STATED TASK →
Wherever a line in the data below holds "Label", copy that line.

-- BEGIN PROVIDED INFORMATION --

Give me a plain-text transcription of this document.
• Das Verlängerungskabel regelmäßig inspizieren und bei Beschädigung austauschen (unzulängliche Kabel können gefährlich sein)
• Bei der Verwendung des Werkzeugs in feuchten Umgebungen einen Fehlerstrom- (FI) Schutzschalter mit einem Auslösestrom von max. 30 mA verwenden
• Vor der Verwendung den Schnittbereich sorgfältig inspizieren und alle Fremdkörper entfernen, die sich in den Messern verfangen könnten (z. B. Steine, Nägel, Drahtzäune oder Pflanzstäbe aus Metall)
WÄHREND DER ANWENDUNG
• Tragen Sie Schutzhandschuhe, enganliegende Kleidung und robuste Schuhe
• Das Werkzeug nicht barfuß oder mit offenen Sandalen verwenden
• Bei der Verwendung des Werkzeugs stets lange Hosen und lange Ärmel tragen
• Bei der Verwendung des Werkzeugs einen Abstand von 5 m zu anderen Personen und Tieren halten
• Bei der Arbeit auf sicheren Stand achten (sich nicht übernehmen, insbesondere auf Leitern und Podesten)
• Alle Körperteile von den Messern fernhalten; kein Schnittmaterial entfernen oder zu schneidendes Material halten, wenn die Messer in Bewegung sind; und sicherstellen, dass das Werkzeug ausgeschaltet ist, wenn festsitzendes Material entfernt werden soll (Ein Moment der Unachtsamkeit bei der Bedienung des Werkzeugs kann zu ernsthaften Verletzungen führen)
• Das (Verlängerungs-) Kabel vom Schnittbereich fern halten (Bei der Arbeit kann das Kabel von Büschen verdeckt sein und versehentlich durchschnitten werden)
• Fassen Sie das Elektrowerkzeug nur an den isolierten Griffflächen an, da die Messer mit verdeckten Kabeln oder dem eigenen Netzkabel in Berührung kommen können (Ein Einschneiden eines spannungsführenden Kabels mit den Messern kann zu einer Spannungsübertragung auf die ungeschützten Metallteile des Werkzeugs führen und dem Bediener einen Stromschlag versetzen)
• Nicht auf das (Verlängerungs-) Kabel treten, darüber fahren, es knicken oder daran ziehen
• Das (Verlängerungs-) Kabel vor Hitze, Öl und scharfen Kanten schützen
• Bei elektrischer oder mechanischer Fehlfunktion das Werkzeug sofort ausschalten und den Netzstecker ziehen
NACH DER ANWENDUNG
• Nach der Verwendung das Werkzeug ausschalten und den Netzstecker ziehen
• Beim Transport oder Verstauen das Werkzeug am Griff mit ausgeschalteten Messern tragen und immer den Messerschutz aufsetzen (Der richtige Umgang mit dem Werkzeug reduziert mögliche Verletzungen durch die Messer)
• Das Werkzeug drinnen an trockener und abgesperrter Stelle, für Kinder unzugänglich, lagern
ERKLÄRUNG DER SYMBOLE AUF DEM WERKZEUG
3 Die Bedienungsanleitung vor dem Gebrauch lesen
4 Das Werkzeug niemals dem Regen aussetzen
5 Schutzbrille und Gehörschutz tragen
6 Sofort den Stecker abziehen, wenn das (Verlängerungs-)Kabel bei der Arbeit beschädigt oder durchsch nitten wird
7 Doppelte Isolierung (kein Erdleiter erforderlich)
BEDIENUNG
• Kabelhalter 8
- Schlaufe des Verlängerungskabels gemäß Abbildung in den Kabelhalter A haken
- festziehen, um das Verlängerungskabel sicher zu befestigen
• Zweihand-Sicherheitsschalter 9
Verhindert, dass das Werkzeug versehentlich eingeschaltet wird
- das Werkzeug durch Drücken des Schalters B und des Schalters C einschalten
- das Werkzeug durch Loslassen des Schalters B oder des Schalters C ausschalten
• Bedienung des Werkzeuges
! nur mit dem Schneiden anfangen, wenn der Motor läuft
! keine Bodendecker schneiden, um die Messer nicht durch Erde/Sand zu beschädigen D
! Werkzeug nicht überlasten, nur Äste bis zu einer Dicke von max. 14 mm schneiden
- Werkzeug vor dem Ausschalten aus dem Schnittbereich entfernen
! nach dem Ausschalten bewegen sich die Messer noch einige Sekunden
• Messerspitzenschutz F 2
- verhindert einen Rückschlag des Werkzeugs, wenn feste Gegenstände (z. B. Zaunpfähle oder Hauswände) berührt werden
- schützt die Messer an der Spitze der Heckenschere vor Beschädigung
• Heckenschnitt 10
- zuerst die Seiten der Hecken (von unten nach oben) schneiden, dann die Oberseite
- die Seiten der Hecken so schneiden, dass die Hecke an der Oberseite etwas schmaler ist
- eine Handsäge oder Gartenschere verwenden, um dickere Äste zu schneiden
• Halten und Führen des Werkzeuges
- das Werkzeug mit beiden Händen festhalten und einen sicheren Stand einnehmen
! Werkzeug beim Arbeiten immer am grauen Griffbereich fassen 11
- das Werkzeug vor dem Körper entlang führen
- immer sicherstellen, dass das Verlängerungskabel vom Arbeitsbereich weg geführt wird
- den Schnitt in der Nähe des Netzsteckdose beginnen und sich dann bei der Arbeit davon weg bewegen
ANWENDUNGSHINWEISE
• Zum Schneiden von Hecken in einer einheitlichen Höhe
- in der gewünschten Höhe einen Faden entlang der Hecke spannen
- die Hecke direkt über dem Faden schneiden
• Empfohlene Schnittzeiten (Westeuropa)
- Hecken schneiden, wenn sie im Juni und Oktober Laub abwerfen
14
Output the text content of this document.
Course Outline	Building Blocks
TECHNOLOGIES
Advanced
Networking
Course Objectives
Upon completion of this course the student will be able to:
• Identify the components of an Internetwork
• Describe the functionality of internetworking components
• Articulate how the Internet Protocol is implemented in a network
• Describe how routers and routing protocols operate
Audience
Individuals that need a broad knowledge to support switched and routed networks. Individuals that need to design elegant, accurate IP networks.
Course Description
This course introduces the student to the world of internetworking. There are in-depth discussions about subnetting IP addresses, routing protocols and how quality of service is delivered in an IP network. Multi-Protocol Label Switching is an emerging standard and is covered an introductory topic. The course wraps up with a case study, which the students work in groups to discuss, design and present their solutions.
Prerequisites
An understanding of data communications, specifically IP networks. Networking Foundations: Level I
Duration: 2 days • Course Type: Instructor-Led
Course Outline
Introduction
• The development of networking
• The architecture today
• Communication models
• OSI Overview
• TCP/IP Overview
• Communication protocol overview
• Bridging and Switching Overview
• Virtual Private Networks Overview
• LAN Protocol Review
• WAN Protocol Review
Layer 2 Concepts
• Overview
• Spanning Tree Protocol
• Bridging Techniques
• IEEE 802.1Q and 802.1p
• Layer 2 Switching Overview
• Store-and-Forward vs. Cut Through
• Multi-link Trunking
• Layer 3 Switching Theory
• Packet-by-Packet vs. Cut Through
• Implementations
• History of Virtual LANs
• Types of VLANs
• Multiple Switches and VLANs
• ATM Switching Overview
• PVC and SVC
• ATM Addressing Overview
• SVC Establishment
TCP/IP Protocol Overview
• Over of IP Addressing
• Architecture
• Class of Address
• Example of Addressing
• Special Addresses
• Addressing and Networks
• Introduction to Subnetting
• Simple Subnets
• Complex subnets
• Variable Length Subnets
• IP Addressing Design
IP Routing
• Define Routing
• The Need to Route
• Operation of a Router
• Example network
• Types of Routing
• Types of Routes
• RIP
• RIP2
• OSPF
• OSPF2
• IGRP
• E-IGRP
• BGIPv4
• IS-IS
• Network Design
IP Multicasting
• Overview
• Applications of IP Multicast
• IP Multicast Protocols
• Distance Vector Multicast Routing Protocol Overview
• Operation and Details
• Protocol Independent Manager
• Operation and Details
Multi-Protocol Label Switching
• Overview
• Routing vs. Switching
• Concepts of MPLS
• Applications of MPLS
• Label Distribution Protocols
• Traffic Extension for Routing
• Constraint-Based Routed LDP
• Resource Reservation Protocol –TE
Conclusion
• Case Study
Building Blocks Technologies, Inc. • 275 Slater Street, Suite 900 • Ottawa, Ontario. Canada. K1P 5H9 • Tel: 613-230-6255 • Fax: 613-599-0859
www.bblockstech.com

-- END PROVIDED INFORMATION --

SOLUTION FOR THIS EXERCISE →
This course introduces the student to the world of internetworking. There are in-depth discussions about subnetting IP addresses, routing protocols and how quality of service is delivered in an IP network. Multi-Protocol Label Switching is an emerging standard and is covered an introductory topic. The course wraps up with a case study, which the students work in groups to discuss, design and present their solutions.
Multi-Protocol Label Switching
• Label Distribution Protocols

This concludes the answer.